Problem description: Among these lines, how many include "log₁₀"? Answer only with the number.

──────

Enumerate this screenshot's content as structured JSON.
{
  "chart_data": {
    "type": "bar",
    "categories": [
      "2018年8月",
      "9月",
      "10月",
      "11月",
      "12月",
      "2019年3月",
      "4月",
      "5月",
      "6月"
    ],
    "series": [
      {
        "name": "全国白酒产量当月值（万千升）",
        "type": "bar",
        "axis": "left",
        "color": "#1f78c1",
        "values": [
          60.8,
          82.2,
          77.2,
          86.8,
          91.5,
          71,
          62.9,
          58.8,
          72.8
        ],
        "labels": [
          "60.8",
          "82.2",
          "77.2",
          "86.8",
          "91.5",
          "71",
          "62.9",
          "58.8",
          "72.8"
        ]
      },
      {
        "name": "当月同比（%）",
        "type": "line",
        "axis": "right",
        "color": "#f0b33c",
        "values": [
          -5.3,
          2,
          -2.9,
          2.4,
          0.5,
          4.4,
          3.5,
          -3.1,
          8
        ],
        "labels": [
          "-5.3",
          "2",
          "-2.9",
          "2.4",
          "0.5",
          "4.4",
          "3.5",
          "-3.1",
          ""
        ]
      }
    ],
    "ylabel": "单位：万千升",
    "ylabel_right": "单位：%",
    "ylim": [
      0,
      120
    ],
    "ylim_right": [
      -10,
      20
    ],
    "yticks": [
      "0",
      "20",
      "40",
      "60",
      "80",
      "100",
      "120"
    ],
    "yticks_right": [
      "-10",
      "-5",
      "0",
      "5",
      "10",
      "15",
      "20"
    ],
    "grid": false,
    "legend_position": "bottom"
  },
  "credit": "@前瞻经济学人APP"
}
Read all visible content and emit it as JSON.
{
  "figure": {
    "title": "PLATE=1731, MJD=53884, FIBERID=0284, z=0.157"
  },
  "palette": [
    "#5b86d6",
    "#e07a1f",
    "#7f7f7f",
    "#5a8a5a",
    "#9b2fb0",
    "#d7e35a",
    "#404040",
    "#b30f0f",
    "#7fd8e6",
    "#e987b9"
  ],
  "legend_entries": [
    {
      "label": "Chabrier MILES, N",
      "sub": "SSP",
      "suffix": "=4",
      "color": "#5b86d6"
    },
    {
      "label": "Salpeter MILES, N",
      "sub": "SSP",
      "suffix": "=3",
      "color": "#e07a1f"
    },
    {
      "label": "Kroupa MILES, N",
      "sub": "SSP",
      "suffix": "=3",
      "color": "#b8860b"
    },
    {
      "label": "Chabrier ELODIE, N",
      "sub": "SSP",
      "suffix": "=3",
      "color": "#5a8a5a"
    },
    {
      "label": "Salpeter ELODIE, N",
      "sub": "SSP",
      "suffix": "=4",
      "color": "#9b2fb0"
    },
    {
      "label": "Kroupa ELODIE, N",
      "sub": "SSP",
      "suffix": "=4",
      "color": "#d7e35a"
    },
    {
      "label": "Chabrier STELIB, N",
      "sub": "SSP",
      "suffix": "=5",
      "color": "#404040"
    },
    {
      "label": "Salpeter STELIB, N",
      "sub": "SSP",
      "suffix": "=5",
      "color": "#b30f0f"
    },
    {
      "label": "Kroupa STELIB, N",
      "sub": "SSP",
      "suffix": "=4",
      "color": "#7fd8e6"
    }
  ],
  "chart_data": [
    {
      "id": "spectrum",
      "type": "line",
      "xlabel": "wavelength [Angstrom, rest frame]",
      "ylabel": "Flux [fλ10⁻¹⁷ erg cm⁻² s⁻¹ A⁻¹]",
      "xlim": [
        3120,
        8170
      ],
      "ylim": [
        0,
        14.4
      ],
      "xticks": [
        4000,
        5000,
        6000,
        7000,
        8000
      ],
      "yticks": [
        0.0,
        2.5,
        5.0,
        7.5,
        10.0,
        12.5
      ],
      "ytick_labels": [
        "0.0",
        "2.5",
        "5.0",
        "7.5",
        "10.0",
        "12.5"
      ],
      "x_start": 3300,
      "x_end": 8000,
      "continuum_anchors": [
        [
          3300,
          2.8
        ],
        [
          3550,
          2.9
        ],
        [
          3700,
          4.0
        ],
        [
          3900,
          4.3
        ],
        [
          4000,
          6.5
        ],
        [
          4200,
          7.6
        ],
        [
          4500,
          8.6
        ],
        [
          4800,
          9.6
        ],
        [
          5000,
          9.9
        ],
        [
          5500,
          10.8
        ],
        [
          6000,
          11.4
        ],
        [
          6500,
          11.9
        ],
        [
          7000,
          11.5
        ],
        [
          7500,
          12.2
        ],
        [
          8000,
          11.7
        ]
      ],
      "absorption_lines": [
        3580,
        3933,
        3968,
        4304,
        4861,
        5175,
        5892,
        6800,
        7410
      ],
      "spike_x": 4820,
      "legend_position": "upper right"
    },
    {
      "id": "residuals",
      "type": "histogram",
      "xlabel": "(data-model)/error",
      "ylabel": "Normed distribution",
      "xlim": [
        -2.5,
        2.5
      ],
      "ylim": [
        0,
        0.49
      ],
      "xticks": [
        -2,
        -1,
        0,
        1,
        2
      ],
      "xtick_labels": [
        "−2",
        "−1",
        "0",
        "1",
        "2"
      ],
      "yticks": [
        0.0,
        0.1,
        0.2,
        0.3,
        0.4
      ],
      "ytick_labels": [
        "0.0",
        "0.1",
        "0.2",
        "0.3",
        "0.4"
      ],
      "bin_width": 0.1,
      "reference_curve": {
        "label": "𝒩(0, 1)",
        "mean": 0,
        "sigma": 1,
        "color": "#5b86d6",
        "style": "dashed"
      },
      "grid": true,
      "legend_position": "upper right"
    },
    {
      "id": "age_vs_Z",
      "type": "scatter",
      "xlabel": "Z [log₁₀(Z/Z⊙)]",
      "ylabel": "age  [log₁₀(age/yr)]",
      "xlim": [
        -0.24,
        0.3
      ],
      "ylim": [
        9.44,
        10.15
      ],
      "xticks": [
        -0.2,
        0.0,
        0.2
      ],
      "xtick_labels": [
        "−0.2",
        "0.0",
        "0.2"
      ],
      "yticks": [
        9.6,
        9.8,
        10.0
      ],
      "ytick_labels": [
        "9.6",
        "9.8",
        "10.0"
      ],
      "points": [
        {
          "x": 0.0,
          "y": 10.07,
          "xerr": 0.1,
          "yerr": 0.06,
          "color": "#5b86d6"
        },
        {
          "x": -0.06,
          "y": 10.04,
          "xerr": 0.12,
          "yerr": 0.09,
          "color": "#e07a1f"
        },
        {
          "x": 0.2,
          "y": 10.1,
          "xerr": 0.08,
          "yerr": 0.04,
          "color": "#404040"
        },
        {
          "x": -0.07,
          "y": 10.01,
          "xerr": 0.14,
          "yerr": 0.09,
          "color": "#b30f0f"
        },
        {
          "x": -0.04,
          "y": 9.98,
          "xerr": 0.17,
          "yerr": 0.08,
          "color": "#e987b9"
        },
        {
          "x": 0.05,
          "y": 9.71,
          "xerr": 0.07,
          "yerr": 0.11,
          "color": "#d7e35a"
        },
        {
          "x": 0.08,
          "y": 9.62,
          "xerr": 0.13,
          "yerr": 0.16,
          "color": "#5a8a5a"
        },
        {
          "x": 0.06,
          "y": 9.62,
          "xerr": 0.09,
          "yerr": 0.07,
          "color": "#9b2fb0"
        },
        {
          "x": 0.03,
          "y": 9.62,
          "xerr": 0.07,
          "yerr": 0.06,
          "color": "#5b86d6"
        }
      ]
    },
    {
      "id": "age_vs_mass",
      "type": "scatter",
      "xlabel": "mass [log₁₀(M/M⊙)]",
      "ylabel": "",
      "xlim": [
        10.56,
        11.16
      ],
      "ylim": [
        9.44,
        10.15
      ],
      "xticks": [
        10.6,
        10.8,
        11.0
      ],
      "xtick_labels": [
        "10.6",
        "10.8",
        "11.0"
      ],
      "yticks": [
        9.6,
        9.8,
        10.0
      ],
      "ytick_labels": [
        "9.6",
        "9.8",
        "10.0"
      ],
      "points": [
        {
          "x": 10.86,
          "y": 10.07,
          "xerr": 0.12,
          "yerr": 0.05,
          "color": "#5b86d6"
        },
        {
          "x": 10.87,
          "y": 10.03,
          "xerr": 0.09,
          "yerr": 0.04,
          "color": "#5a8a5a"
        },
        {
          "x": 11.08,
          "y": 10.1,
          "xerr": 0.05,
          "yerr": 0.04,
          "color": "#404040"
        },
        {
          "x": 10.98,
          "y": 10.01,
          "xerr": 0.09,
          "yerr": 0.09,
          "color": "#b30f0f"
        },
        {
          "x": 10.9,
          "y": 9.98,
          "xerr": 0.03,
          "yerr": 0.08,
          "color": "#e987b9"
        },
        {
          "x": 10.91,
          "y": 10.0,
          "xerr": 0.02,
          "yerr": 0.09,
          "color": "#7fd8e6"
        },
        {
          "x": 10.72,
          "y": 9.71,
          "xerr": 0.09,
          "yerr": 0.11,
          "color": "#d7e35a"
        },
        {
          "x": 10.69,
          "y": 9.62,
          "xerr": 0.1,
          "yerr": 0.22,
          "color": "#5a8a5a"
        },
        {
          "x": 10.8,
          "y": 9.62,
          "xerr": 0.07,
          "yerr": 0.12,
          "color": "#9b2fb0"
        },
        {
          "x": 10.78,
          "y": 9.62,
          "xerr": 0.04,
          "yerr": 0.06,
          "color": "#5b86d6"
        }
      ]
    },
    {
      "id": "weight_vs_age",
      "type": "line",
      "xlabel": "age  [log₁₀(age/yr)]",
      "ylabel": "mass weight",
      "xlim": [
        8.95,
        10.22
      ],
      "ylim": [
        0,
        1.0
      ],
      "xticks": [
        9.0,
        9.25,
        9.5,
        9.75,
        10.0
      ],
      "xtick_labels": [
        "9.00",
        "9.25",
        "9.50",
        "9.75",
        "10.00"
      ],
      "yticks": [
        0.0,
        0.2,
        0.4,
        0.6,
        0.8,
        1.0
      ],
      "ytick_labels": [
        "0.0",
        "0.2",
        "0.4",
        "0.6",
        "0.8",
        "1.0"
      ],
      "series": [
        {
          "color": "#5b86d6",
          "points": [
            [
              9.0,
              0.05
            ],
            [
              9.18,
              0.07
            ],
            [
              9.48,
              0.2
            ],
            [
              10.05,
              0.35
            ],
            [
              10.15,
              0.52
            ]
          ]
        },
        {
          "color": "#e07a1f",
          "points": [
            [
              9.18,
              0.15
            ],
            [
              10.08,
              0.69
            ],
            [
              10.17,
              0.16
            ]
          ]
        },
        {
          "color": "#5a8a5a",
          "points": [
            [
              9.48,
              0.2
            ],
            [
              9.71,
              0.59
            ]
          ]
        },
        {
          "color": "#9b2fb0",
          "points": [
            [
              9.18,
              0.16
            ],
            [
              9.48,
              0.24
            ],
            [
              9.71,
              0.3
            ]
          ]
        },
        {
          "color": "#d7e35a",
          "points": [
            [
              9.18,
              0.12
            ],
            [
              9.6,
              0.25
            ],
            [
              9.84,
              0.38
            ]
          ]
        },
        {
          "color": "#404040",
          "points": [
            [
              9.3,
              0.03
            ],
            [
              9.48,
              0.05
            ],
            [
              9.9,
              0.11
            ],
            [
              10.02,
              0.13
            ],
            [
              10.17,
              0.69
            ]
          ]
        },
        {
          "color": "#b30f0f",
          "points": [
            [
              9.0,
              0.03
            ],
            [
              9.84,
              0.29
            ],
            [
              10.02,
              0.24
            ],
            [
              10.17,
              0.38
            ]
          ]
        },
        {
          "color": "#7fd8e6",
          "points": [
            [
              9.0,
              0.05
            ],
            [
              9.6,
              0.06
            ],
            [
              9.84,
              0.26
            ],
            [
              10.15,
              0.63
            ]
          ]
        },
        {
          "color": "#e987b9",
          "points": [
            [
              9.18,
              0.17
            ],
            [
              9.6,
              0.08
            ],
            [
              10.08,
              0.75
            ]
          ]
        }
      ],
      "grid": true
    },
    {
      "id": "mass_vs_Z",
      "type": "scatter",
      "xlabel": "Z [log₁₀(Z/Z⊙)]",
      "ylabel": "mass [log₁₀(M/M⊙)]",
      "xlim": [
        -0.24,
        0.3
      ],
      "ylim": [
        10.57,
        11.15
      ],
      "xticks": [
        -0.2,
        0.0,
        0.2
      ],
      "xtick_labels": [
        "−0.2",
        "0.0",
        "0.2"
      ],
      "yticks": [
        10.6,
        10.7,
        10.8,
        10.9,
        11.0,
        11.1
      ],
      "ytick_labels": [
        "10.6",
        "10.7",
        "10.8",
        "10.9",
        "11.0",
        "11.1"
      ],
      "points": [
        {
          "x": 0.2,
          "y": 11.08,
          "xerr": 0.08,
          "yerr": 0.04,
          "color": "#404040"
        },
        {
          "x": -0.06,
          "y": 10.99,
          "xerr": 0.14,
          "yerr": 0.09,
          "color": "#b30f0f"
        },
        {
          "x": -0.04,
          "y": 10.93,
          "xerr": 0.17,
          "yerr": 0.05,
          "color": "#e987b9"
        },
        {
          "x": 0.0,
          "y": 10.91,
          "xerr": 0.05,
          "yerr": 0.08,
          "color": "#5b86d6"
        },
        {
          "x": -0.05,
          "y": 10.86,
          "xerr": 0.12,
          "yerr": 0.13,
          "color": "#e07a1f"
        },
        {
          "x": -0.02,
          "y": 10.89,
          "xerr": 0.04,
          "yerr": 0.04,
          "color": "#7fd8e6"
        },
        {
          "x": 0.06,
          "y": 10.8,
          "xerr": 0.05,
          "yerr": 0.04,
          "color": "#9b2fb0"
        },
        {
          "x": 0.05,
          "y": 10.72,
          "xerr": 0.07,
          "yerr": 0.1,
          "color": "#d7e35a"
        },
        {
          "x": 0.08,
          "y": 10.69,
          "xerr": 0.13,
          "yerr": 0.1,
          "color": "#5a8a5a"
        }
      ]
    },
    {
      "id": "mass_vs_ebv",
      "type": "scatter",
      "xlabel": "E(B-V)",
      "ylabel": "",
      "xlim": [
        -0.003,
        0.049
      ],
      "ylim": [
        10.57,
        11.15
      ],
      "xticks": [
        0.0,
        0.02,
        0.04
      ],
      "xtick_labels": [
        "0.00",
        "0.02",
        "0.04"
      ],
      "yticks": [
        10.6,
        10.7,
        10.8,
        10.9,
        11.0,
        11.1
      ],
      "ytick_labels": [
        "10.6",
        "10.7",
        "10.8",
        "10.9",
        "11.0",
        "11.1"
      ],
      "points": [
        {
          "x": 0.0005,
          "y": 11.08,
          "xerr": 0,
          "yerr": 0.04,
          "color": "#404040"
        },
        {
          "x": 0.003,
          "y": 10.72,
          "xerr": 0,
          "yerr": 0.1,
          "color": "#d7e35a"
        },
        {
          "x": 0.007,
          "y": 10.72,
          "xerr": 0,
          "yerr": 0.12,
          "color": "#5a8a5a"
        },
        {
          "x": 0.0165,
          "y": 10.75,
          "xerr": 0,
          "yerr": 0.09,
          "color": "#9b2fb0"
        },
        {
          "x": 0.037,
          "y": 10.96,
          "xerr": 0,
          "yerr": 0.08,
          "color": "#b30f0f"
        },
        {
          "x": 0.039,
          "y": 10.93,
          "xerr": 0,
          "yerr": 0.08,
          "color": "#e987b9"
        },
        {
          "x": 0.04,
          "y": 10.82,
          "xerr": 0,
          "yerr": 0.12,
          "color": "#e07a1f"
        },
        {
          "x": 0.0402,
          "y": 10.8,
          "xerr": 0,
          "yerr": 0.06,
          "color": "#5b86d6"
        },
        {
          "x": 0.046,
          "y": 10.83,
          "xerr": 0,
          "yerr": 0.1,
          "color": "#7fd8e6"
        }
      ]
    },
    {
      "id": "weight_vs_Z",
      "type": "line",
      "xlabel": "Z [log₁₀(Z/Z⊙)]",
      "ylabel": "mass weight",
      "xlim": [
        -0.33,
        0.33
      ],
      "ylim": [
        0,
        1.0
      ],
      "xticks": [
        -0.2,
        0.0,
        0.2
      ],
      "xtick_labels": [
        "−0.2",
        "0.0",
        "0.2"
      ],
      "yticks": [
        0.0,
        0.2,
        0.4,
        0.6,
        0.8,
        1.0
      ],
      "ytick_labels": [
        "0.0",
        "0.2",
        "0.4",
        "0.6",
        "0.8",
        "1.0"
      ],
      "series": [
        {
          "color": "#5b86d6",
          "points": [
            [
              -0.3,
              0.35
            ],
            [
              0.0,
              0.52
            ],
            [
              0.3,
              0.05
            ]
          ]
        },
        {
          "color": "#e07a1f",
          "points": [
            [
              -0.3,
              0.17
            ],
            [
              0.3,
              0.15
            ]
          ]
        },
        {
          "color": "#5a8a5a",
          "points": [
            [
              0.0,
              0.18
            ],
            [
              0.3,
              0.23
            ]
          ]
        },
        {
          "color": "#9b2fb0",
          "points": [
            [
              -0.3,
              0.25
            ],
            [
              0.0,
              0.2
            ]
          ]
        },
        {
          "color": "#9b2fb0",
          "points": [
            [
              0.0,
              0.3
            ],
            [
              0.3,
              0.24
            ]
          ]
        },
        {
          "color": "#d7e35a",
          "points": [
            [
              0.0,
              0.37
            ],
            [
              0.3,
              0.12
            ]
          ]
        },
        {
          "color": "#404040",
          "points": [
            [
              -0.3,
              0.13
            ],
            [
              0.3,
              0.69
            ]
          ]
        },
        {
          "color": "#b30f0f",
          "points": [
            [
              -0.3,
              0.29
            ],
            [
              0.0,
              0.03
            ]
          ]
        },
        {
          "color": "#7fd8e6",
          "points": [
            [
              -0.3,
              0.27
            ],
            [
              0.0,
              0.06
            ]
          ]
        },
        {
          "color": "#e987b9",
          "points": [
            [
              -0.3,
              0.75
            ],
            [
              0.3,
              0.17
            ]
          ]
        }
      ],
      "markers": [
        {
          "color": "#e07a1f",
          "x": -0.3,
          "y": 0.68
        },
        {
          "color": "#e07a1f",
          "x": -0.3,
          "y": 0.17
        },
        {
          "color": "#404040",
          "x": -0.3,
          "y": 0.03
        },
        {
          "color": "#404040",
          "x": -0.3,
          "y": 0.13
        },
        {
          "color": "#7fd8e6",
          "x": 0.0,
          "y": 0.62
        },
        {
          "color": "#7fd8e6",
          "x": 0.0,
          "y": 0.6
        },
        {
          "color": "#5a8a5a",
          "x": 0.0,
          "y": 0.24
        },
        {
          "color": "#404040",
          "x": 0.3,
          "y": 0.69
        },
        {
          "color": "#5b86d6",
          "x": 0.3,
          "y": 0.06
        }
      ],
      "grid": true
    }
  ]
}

──────

Solution to this task: 7